- **DO THIS**
Each record must be reproduced exactly as it is shown.
::: EXTRACTED DATA :::
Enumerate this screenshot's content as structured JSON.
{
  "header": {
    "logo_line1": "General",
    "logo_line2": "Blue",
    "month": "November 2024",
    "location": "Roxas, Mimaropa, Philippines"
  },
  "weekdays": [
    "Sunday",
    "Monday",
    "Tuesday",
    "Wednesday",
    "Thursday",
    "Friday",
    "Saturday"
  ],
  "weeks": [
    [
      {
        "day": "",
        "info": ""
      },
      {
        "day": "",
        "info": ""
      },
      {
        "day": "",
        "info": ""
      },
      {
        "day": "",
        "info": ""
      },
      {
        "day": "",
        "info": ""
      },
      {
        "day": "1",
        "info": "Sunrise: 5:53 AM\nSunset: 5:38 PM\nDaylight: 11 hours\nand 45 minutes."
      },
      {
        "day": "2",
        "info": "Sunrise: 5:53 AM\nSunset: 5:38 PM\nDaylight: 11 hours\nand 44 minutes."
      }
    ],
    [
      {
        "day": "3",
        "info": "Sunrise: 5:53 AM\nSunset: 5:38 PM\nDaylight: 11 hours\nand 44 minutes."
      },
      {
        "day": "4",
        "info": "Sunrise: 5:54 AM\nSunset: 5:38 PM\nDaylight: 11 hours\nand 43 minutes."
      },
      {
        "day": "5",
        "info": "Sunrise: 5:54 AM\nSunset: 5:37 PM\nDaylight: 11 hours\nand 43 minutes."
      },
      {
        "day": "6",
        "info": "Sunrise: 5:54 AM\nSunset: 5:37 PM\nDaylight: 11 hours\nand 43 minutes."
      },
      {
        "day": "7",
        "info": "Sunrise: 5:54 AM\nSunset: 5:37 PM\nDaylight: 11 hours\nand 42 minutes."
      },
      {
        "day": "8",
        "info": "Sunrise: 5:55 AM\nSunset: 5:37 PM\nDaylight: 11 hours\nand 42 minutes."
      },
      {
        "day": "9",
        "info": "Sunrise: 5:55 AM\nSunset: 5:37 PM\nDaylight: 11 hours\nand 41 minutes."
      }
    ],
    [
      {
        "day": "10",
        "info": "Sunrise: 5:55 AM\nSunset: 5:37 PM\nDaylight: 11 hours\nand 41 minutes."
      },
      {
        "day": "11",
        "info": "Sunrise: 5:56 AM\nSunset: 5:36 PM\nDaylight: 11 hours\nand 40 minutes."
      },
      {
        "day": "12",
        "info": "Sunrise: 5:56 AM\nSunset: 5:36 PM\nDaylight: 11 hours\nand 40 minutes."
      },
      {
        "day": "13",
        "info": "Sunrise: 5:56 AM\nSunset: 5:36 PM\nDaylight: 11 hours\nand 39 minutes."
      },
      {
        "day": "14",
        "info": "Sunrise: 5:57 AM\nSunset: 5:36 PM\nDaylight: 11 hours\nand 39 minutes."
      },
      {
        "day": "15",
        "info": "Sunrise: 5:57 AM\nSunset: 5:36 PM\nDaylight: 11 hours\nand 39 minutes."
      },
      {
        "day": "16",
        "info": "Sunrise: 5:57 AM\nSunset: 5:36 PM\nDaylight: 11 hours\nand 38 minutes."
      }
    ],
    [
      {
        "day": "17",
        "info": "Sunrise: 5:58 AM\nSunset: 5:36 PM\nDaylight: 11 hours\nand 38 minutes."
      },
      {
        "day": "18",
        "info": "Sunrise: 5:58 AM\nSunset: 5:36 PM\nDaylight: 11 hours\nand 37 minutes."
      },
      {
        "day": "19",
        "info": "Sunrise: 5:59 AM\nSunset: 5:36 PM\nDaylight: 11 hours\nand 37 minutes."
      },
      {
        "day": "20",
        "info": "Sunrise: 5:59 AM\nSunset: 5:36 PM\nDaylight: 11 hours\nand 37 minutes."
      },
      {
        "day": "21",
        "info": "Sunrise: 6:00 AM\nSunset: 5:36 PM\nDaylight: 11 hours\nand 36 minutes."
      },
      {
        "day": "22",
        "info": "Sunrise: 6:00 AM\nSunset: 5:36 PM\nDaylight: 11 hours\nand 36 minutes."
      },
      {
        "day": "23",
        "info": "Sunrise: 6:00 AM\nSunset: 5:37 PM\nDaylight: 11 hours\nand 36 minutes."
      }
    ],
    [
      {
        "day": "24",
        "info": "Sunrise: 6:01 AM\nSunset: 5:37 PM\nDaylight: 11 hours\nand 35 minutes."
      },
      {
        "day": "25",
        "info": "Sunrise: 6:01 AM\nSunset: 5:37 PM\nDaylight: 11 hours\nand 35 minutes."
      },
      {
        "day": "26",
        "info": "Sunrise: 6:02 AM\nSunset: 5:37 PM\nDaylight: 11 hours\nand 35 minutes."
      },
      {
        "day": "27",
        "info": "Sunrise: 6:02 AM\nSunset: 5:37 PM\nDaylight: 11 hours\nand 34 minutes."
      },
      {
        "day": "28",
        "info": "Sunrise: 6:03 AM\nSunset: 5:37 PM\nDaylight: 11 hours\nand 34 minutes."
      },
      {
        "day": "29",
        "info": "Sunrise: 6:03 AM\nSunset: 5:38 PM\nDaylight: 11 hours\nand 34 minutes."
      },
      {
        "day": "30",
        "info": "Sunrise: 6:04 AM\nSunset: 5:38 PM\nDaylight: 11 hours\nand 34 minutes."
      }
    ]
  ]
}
:::
- **RESULT BELOW**
Enumerate this screenshot's content as structured JSON.
{
  "header": {
    "logo_line1": "General",
    "logo_line2": "Blue",
    "month": "November 2024",
    "location": "Roxas, Mimaropa, Philippines"
  },
  "weekdays": [
    "Sunday",
    "Monday",
    "Tuesday",
    "Wednesday",
    "Thursday",
    "Friday",
    "Saturday"
  ],
  "weeks": [
    [
      {
        "day": "",
        "info": ""
      },
      {
        "day": "",
        "info": ""
      },
      {
        "day": "",
        "info": ""
      },
      {
        "day": "",
        "info": ""
      },
      {
        "day": "",
        "info": ""
      },
      {
        "day": "1",
        "info": "Sunrise: 5:53 AM\nSunset: 5:38 PM\nDaylight: 11 hours\nand 45 minutes."
      },
      {
        "day": "2",
        "info": "Sunrise: 5:53 AM\nSunset: 5:38 PM\nDaylight: 11 hours\nand 44 minutes."
      }
    ],
    [
      {
        "day": "3",
        "info": "Sunrise: 5:53 AM\nSunset: 5:38 PM\nDaylight: 11 hours\nand 44 minutes."
      },
      {
        "day": "4",
        "info": "Sunrise: 5:54 AM\nSunset: 5:38 PM\nDaylight: 11 hours\nand 43 minutes."
      },
      {
        "day": "5",
        "info": "Sunrise: 5:54 AM\nSunset: 5:37 PM\nDaylight: 11 hours\nand 43 minutes."
      },
      {
        "day": "6",
        "info": "Sunrise: 5:54 AM\nSunset: 5:37 PM\nDaylight: 11 hours\nand 43 minutes."
      },
      {
        "day": "7",
        "info": "Sunrise: 5:54 AM\nSunset: 5:37 PM\nDaylight: 11 hours\nand 42 minutes."
      },
      {
        "day": "8",
        "info": "Sunrise: 5:55 AM\nSunset: 5:37 PM\nDaylight: 11 hours\nand 42 minutes."
      },
      {
        "day": "9",
        "info": "Sunrise: 5:55 AM\nSunset: 5:37 PM\nDaylight: 11 hours\nand 41 minutes."
      }
    ],
    [
      {
        "day": "10",
        "info": "Sunrise: 5:55 AM\nSunset: 5:37 PM\nDaylight: 11 hours\nand 41 minutes."
      },
      {
        "day": "11",
        "info": "Sunrise: 5:56 AM\nSunset: 5:36 PM\nDaylight: 11 hours\nand 40 minutes."
      },
      {
        "day": "12",
        "info": "Sunrise: 5:56 AM\nSunset: 5:36 PM\nDaylight: 11 hours\nand 40 minutes."
      },
      {
        "day": "13",
        "info": "Sunrise: 5:56 AM\nSunset: 5:36 PM\nDaylight: 11 hours\nand 39 minutes."
      },
      {
        "day": "14",
        "info": "Sunrise: 5:57 AM\nSunset: 5:36 PM\nDaylight: 11 hours\nand 39 minutes."
      },
      {
        "day": "15",
        "info": "Sunrise: 5:57 AM\nSunset: 5:36 PM\nDaylight: 11 hours\nand 39 minutes."
      },
      {
        "day": "16",
        "info": "Sunrise: 5:57 AM\nSunset: 5:36 PM\nDaylight: 11 hours\nand 38 minutes."
      }
    ],
    [
      {
        "day": "17",
        "info": "Sunrise: 5:58 AM\nSunset: 5:36 PM\nDaylight: 11 hours\nand 38 minutes."
      },
      {
        "day": "18",
        "info": "Sunrise: 5:58 AM\nSunset: 5:36 PM\nDaylight: 11 hours\nand 37 minutes."
      },
      {
        "day": "19",
        "info": "Sunrise: 5:59 AM\nSunset: 5:36 PM\nDaylight: 11 hours\nand 37 minutes."
      },
      {
        "day": "20",
        "info": "Sunrise: 5:59 AM\nSunset: 5:36 PM\nDaylight: 11 hours\nand 37 minutes."
      },
      {
        "day": "21",
        "info": "Sunrise: 6:00 AM\nSunset: 5:36 PM\nDaylight: 11 hours\nand 36 minutes."
      },
      {
        "day": "22",
        "info": "Sunrise: 6:00 AM\nSunset: 5:36 PM\nDaylight: 11 hours\nand 36 minutes."
      },
      {
        "day": "23",
        "info": "Sunrise: 6:00 AM\nSunset: 5:37 PM\nDaylight: 11 hours\nand 36 minutes."
      }
    ],
    [
      {
        "day": "24",
        "info": "Sunrise: 6:01 AM\nSunset: 5:37 PM\nDaylight: 11 hours\nand 35 minutes."
      },
      {
        "day": "25",
        "info": "Sunrise: 6:01 AM\nSunset: 5:37 PM\nDaylight: 11 hours\nand 35 minutes."
      },
      {
        "day": "26",
        "info": "Sunrise: 6:02 AM\nSunset: 5:37 PM\nDaylight: 11 hours\nand 35 minutes."
      },
      {
        "day": "27",
        "info": "Sunrise: 6:02 AM\nSunset: 5:37 PM\nDaylight: 11 hours\nand 34 minutes."
      },
      {
        "day": "28",
        "info": "Sunrise: 6:03 AM\nSunset: 5:37 PM\nDaylight: 11 hours\nand 34 minutes."
      },
      {
        "day": "29",
        "info": "Sunrise: 6:03 AM\nSunset: 5:38 PM\nDaylight: 11 hours\nand 34 minutes."
      },
      {
        "day": "30",
        "info": "Sunrise: 6:04 AM\nSunset: 5:38 PM\nDaylight: 11 hours\nand 34 minutes."
      }
    ]
  ]
}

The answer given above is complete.